→ Stored records:
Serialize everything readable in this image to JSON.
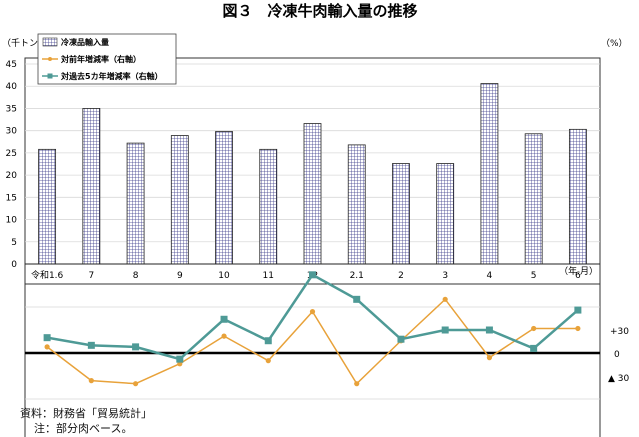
{
  "title": "図３　冷凍牛肉輸入量の推移",
  "units": {
    "left": "（千トン）",
    "right": "（%）",
    "xunit": "（年.月）"
  },
  "legend": [
    {
      "label": "冷凍品輸入量"
    },
    {
      "label": "対前年増減率（右軸）",
      "color": "#E8A23A"
    },
    {
      "label": "対過去5カ年増減率（右軸）",
      "color": "#4E9A96"
    }
  ],
  "lower_axis_labels": {
    "plus": "+30",
    "zero": "0",
    "minus": "▲ 30"
  },
  "notes": {
    "line1": "資料：財務省「貿易統計」",
    "line2": "注：部分肉ベース。"
  },
  "chart_data": {
    "type": "bar+line",
    "categories": [
      "令和1.6",
      "7",
      "8",
      "9",
      "10",
      "11",
      "12",
      "2.1",
      "2",
      "3",
      "4",
      "5",
      "6"
    ],
    "left_axis": {
      "ylim": [
        0,
        45
      ],
      "ticks": [
        0,
        5,
        10,
        15,
        20,
        25,
        30,
        35,
        40,
        45
      ]
    },
    "right_axis": {
      "ylim": [
        -45,
        45
      ],
      "tick_labels": [
        "+30",
        "0",
        "▲ 30"
      ]
    },
    "series": [
      {
        "name": "冷凍品輸入量",
        "kind": "bar",
        "axis": "left",
        "values": [
          25.8,
          35.0,
          27.2,
          28.9,
          29.8,
          25.8,
          31.6,
          26.8,
          22.6,
          22.6,
          40.6,
          29.3,
          30.3
        ]
      },
      {
        "name": "対前年増減率（右軸）",
        "kind": "line",
        "axis": "right",
        "color": "#E8A23A",
        "values": [
          4,
          -18,
          -20,
          -7,
          11,
          -5,
          27,
          -20,
          8,
          35,
          -3,
          16,
          16
        ]
      },
      {
        "name": "対過去5カ年増減率（右軸）",
        "kind": "line",
        "axis": "right",
        "color": "#4E9A96",
        "values": [
          10,
          5,
          4,
          -4,
          22,
          8,
          51,
          35,
          9,
          15,
          15,
          3,
          28
        ]
      }
    ]
  }
}
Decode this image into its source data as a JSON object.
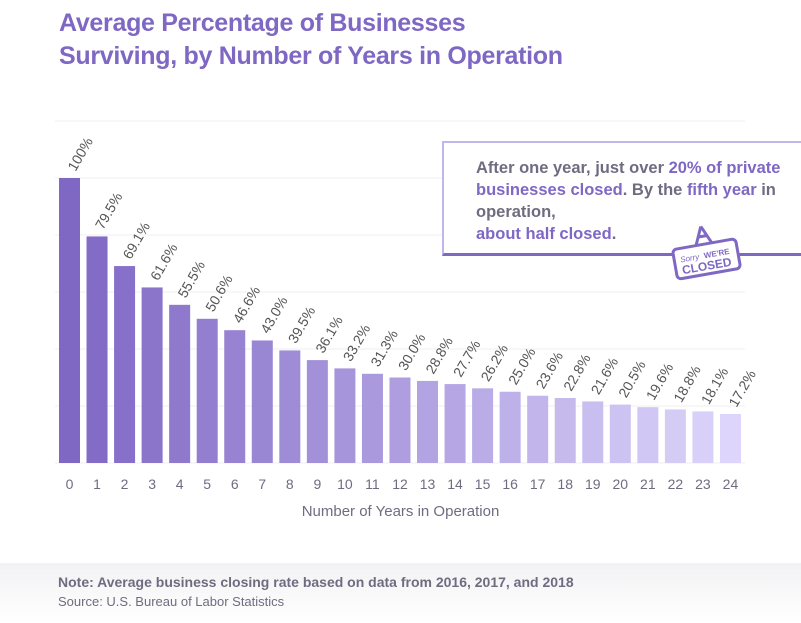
{
  "chart_data": {
    "type": "bar",
    "title": "Average Percentage of Businesses Surviving, by Number of Years in Operation",
    "title_lines": [
      "Average Percentage of Businesses",
      "Surviving, by Number of Years in Operation"
    ],
    "xlabel": "Number of Years in Operation",
    "ylabel": "",
    "categories": [
      "0",
      "1",
      "2",
      "3",
      "4",
      "5",
      "6",
      "7",
      "8",
      "9",
      "10",
      "11",
      "12",
      "13",
      "14",
      "15",
      "16",
      "17",
      "18",
      "19",
      "20",
      "21",
      "22",
      "23",
      "24"
    ],
    "values": [
      100,
      79.5,
      69.1,
      61.6,
      55.5,
      50.6,
      46.6,
      43.0,
      39.5,
      36.1,
      33.2,
      31.3,
      30.0,
      28.8,
      27.7,
      26.2,
      25.0,
      23.6,
      22.8,
      21.6,
      20.5,
      19.6,
      18.8,
      18.1,
      17.2
    ],
    "data_labels": [
      "100%",
      "79.5%",
      "69.1%",
      "61.6%",
      "55.5%",
      "50.6%",
      "46.6%",
      "43.0%",
      "39.5%",
      "36.1%",
      "33.2%",
      "31.3%",
      "30.0%",
      "28.8%",
      "27.7%",
      "26.2%",
      "25.0%",
      "23.6%",
      "22.8%",
      "21.6%",
      "20.5%",
      "19.6%",
      "18.8%",
      "18.1%",
      "17.2%"
    ],
    "ylim": [
      0,
      120
    ],
    "grid": true,
    "colors": {
      "start": "#7f67c4",
      "end": "#ddd5fb"
    }
  },
  "callout": {
    "parts": [
      {
        "text": "After one year, just over ",
        "hl": false
      },
      {
        "text": "20% of private businesses closed",
        "hl": true
      },
      {
        "text": ". By the ",
        "hl": false
      },
      {
        "text": "fifth year",
        "hl": true
      },
      {
        "text": " in operation, ",
        "hl": false
      },
      {
        "text": "about half closed",
        "hl": true
      },
      {
        "text": ".",
        "hl": false
      }
    ],
    "sign_text": [
      "Sorry",
      "WE'RE",
      "CLOSED"
    ],
    "sign_icon": "closed-sign-icon"
  },
  "footer": {
    "note": "Note: Average business closing rate based on data from 2016, 2017, and 2018",
    "source": "Source: U.S. Bureau of Labor Statistics"
  },
  "colors": {
    "accent": "#7f67c4",
    "text": "#6f6c80"
  }
}
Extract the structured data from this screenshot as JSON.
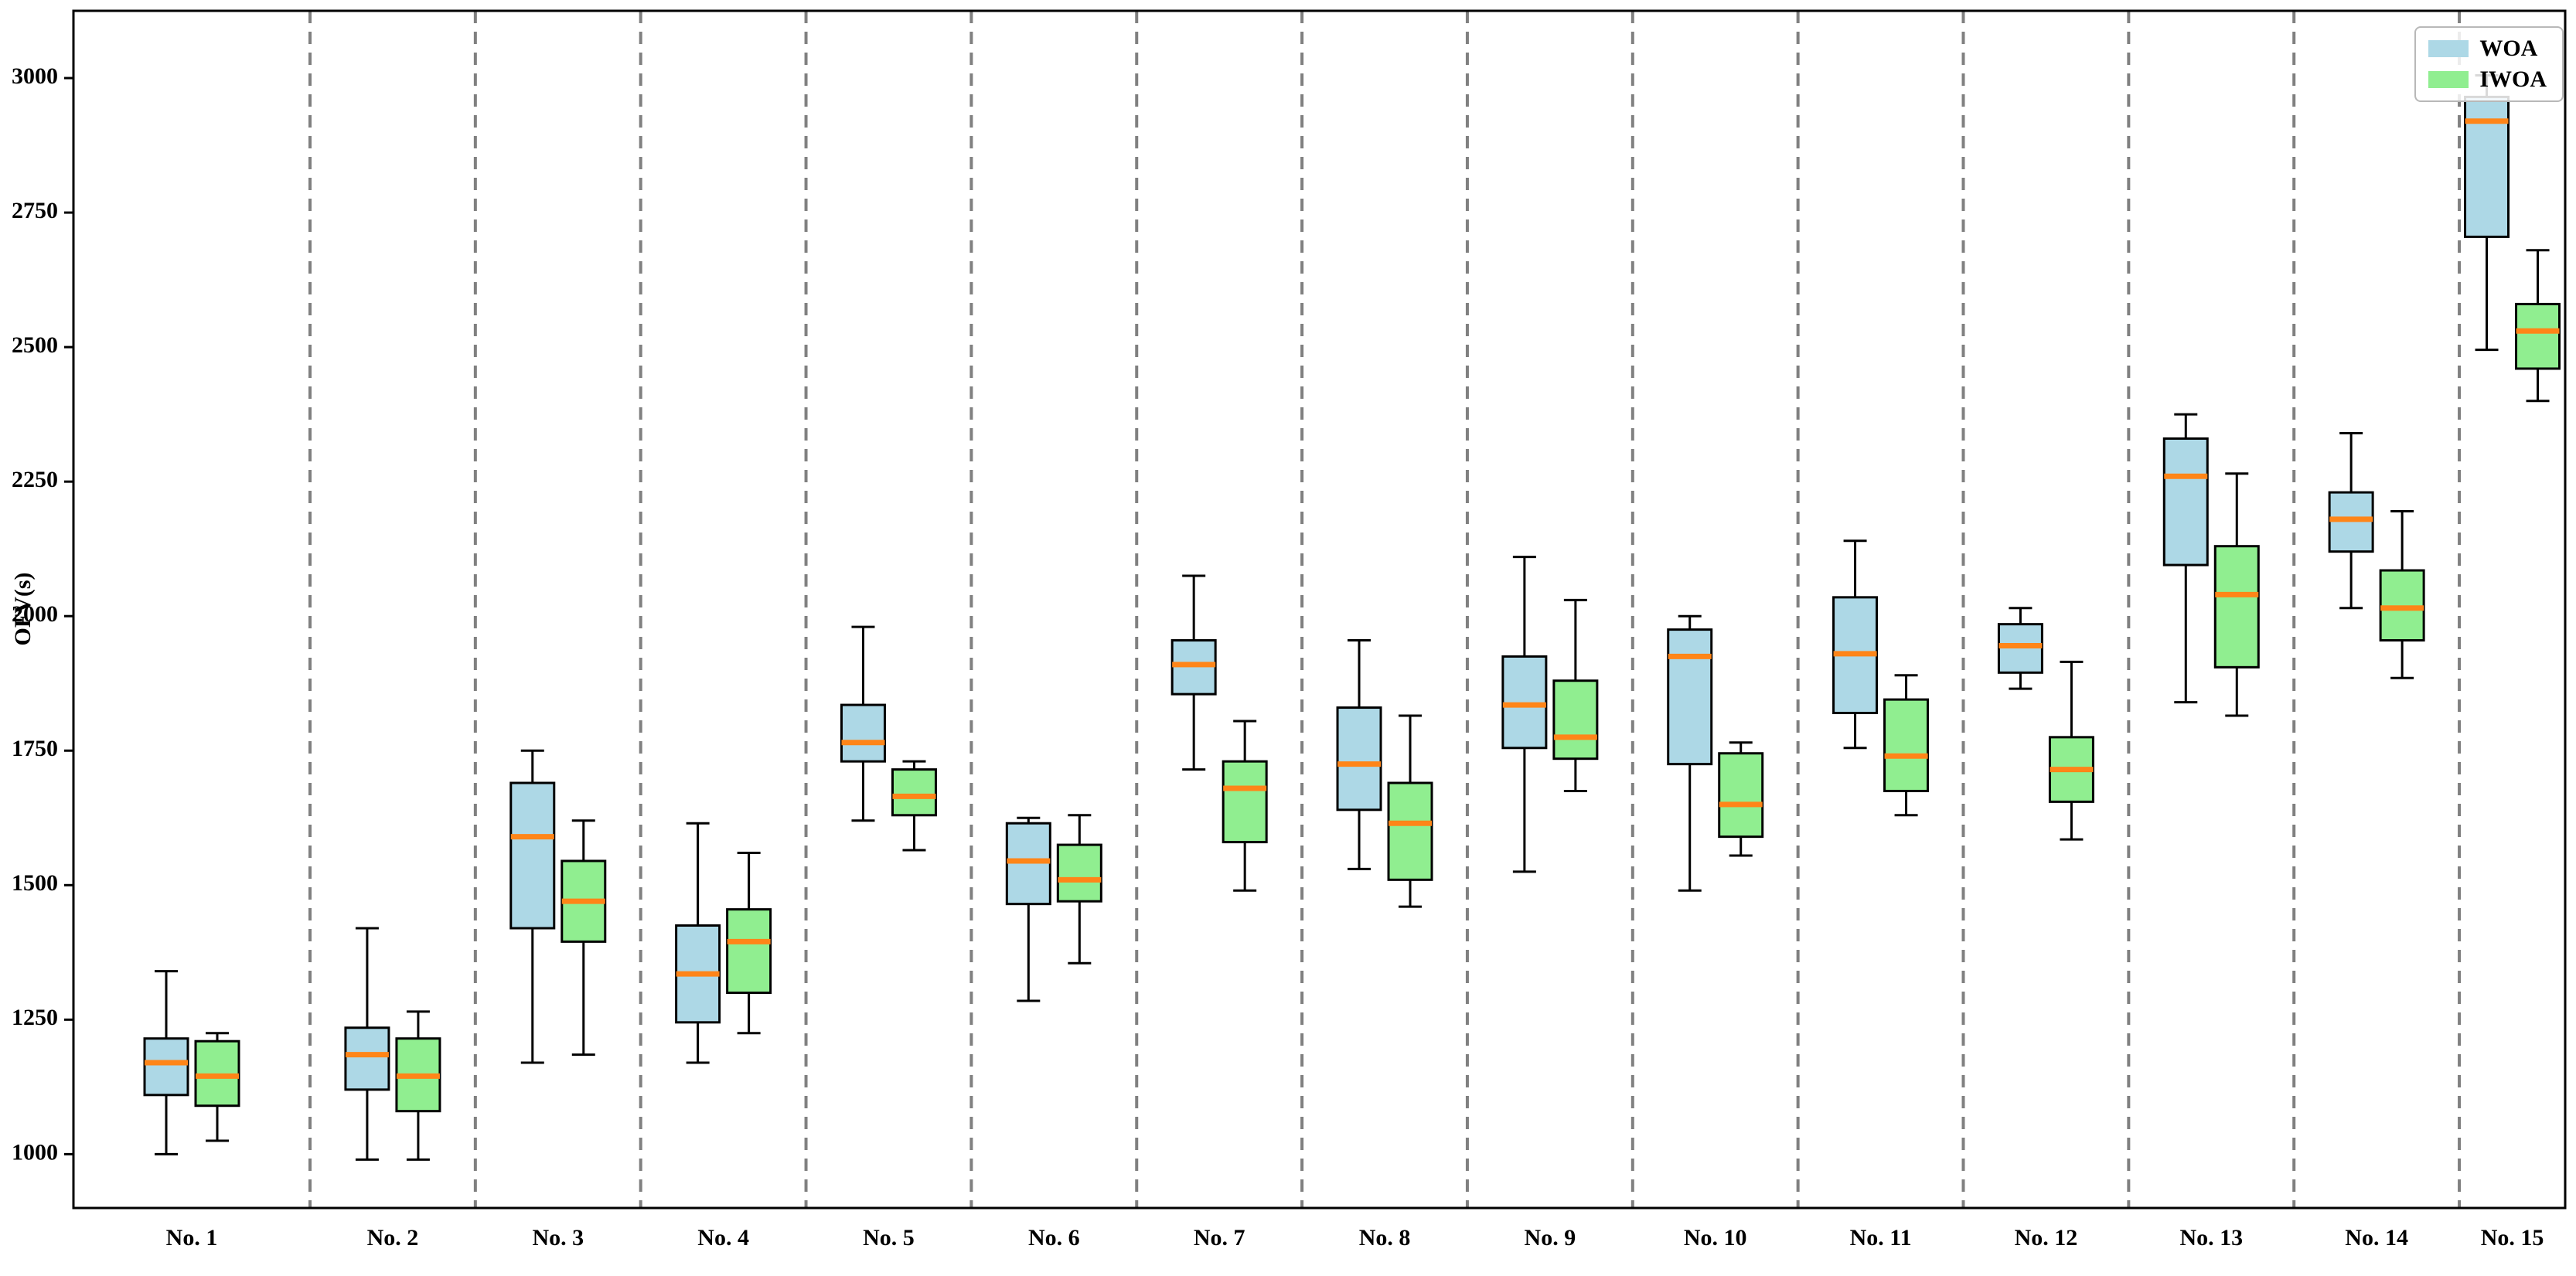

→ Written task: Output all of the data exactly as it stands, minus any images.

→ Solution for this problem:
Serialize everything readable in this image to JSON.
{
  "title": "図３　冷凍牛肉輸入量の推移",
  "units": {
    "left": "（千トン）",
    "right": "（%）",
    "xunit": "（年.月）"
  },
  "legend": [
    {
      "label": "冷凍品輸入量"
    },
    {
      "label": "対前年増減率（右軸）",
      "color": "#E8A23A"
    },
    {
      "label": "対過去5カ年増減率（右軸）",
      "color": "#4E9A96"
    }
  ],
  "lower_axis_labels": {
    "plus": "+30",
    "zero": "0",
    "minus": "▲ 30"
  },
  "notes": {
    "line1": "資料：財務省「貿易統計」",
    "line2": "注：部分肉ベース。"
  },
  "chart_data": {
    "type": "bar+line",
    "categories": [
      "令和1.6",
      "7",
      "8",
      "9",
      "10",
      "11",
      "12",
      "2.1",
      "2",
      "3",
      "4",
      "5",
      "6"
    ],
    "left_axis": {
      "ylim": [
        0,
        45
      ],
      "ticks": [
        0,
        5,
        10,
        15,
        20,
        25,
        30,
        35,
        40,
        45
      ]
    },
    "right_axis": {
      "ylim": [
        -45,
        45
      ],
      "tick_labels": [
        "+30",
        "0",
        "▲ 30"
      ]
    },
    "series": [
      {
        "name": "冷凍品輸入量",
        "kind": "bar",
        "axis": "left",
        "values": [
          25.8,
          35.0,
          27.2,
          28.9,
          29.8,
          25.8,
          31.6,
          26.8,
          22.6,
          22.6,
          40.6,
          29.3,
          30.3
        ]
      },
      {
        "name": "対前年増減率（右軸）",
        "kind": "line",
        "axis": "right",
        "color": "#E8A23A",
        "values": [
          4,
          -18,
          -20,
          -7,
          11,
          -5,
          27,
          -20,
          8,
          35,
          -3,
          16,
          16
        ]
      },
      {
        "name": "対過去5カ年増減率（右軸）",
        "kind": "line",
        "axis": "right",
        "color": "#4E9A96",
        "values": [
          10,
          5,
          4,
          -4,
          22,
          8,
          51,
          35,
          9,
          15,
          15,
          3,
          28
        ]
      }
    ]
  }
}
Decode this image into its source data as a JSON object.
{
  "chart_data": {
    "type": "bar",
    "title": "Average Percentage of Businesses Surviving, by Number of Years in Operation",
    "title_lines": [
      "Average Percentage of Businesses",
      "Surviving, by Number of Years in Operation"
    ],
    "xlabel": "Number of Years in Operation",
    "ylabel": "",
    "categories": [
      "0",
      "1",
      "2",
      "3",
      "4",
      "5",
      "6",
      "7",
      "8",
      "9",
      "10",
      "11",
      "12",
      "13",
      "14",
      "15",
      "16",
      "17",
      "18",
      "19",
      "20",
      "21",
      "22",
      "23",
      "24"
    ],
    "values": [
      100,
      79.5,
      69.1,
      61.6,
      55.5,
      50.6,
      46.6,
      43.0,
      39.5,
      36.1,
      33.2,
      31.3,
      30.0,
      28.8,
      27.7,
      26.2,
      25.0,
      23.6,
      22.8,
      21.6,
      20.5,
      19.6,
      18.8,
      18.1,
      17.2
    ],
    "data_labels": [
      "100%",
      "79.5%",
      "69.1%",
      "61.6%",
      "55.5%",
      "50.6%",
      "46.6%",
      "43.0%",
      "39.5%",
      "36.1%",
      "33.2%",
      "31.3%",
      "30.0%",
      "28.8%",
      "27.7%",
      "26.2%",
      "25.0%",
      "23.6%",
      "22.8%",
      "21.6%",
      "20.5%",
      "19.6%",
      "18.8%",
      "18.1%",
      "17.2%"
    ],
    "ylim": [
      0,
      120
    ],
    "grid": true,
    "colors": {
      "start": "#7f67c4",
      "end": "#ddd5fb"
    }
  },
  "callout": {
    "parts": [
      {
        "text": "After one year, just over ",
        "hl": false
      },
      {
        "text": "20% of private businesses closed",
        "hl": true
      },
      {
        "text": ". By the ",
        "hl": false
      },
      {
        "text": "fifth year",
        "hl": true
      },
      {
        "text": " in operation, ",
        "hl": false
      },
      {
        "text": "about half closed",
        "hl": true
      },
      {
        "text": ".",
        "hl": false
      }
    ],
    "sign_text": [
      "Sorry",
      "WE'RE",
      "CLOSED"
    ],
    "sign_icon": "closed-sign-icon"
  },
  "footer": {
    "note": "Note: Average business closing rate based on data from 2016, 2017, and 2018",
    "source": "Source: U.S. Bureau of Labor Statistics"
  },
  "colors": {
    "accent": "#7f67c4",
    "text": "#6f6c80"
  }
}
Extract the structured data from this screenshot as JSON.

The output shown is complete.